BEGIN Stored rows
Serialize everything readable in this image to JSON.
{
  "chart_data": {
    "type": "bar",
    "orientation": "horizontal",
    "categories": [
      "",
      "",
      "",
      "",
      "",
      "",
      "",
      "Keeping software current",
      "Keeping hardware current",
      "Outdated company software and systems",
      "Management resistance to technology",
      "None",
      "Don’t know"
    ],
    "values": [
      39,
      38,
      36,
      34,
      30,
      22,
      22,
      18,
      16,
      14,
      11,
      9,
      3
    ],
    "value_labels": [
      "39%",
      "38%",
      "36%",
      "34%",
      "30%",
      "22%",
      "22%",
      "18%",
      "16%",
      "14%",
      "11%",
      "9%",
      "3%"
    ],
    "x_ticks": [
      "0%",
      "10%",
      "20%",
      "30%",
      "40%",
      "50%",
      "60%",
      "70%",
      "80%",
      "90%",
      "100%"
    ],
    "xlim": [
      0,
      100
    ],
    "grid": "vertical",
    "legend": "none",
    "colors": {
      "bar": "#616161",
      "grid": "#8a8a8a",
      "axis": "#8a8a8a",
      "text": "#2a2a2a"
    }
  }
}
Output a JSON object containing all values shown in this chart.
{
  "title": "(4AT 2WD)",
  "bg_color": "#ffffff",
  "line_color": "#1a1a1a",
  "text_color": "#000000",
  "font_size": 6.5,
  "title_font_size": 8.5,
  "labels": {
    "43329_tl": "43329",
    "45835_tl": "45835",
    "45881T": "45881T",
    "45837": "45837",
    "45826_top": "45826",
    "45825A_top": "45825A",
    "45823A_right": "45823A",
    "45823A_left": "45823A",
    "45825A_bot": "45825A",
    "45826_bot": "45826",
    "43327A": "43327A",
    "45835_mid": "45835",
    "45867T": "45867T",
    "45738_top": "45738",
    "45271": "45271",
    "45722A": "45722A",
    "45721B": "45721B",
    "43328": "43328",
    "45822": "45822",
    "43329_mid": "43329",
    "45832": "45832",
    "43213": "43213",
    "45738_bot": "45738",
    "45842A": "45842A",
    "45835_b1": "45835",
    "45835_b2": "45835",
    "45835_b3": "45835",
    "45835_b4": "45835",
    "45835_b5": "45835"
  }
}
END Stored rows
### Exercise directions
Beginning with the line that contains "Output a JSON", quote each line exactly through the last line of the entries above, and nothing beyond them.

### Solution to this problem
Output a JSON object containing all values shown in this chart.
{
  "title": "(4AT 2WD)",
  "bg_color": "#ffffff",
  "line_color": "#1a1a1a",
  "text_color": "#000000",
  "font_size": 6.5,
  "title_font_size": 8.5,
  "labels": {
    "43329_tl": "43329",
    "45835_tl": "45835",
    "45881T": "45881T",
    "45837": "45837",
    "45826_top": "45826",
    "45825A_top": "45825A",
    "45823A_right": "45823A",
    "45823A_left": "45823A",
    "45825A_bot": "45825A",
    "45826_bot": "45826",
    "43327A": "43327A",
    "45835_mid": "45835",
    "45867T": "45867T",
    "45738_top": "45738",
    "45271": "45271",
    "45722A": "45722A",
    "45721B": "45721B",
    "43328": "43328",
    "45822": "45822",
    "43329_mid": "43329",
    "45832": "45832",
    "43213": "43213",
    "45738_bot": "45738",
    "45842A": "45842A",
    "45835_b1": "45835",
    "45835_b2": "45835",
    "45835_b3": "45835",
    "45835_b4": "45835",
    "45835_b5": "45835"
  }
}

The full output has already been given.